**Goal**
Wherever a line holds the word "this", copy that line out.
##### Excerpted data #####
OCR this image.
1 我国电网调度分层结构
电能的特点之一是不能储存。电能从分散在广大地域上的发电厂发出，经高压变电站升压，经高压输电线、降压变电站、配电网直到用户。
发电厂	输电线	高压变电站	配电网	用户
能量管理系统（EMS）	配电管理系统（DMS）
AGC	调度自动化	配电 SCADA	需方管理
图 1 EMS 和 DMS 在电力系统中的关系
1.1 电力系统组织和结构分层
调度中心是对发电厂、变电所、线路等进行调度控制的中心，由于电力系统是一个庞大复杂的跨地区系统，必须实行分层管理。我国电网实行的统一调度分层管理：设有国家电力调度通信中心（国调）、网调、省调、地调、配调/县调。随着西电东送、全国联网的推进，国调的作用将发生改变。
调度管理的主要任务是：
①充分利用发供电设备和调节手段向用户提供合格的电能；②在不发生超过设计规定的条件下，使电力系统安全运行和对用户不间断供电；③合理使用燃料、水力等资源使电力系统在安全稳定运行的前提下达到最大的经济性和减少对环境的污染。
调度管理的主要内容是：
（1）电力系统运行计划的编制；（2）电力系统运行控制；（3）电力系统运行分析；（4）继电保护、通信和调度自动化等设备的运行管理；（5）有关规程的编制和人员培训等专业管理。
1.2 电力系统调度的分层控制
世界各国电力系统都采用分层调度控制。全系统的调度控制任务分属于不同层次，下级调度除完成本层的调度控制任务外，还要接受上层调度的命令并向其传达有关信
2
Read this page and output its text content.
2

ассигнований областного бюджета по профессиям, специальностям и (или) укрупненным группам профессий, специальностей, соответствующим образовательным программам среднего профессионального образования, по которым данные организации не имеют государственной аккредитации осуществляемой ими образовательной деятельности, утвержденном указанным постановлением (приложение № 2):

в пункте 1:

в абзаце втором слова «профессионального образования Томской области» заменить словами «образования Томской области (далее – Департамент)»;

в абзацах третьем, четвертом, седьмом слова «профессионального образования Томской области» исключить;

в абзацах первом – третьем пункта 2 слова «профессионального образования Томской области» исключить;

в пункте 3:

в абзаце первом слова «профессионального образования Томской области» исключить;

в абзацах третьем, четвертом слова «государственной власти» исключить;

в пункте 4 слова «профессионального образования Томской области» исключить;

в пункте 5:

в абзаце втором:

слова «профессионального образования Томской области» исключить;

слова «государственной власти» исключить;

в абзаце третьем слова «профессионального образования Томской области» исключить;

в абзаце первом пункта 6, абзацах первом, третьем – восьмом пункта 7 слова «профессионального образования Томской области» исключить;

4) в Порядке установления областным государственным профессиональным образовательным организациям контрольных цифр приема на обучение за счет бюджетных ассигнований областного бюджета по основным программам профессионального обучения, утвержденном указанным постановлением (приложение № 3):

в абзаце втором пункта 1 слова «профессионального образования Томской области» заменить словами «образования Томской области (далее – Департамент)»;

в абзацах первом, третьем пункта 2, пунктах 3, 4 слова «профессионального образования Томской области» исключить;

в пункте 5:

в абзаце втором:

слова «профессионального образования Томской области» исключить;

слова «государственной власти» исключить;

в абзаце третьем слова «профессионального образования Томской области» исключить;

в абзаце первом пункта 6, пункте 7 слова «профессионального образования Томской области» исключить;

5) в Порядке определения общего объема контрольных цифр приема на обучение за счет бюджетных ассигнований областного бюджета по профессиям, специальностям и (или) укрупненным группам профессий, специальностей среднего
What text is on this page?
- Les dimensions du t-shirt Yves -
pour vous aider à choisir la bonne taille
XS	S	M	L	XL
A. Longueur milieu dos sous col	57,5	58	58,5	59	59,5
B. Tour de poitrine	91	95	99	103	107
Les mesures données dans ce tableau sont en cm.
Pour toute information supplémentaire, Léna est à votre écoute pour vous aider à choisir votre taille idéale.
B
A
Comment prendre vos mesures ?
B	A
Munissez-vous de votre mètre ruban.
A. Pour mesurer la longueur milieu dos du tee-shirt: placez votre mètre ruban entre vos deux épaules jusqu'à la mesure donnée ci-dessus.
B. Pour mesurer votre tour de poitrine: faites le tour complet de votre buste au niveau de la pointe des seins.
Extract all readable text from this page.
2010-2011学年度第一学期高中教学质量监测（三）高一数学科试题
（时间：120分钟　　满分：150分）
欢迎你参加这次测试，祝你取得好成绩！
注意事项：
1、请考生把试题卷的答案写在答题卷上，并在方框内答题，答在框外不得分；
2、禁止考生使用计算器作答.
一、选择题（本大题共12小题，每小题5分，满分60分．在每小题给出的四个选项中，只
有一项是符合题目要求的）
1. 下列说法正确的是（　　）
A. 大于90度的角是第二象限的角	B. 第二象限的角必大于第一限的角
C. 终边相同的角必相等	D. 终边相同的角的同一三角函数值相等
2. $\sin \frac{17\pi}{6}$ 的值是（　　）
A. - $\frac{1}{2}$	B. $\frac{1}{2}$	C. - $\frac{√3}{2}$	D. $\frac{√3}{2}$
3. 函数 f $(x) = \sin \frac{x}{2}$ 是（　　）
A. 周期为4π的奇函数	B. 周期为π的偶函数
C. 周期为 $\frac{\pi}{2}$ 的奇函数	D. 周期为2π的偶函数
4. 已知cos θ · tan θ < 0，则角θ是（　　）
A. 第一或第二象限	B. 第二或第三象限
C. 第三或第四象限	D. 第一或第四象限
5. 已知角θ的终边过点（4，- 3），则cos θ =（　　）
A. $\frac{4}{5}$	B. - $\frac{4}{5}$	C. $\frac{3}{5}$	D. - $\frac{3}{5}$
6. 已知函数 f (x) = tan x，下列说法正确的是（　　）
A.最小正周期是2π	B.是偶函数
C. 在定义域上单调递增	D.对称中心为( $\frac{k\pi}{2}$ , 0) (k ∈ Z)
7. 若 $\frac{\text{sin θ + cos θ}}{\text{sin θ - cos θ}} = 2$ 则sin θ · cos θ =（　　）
#####
**Exercise output**
OCR this image.
Read this page and output its text content.
What text is on this page?
Extract all readable text from this page.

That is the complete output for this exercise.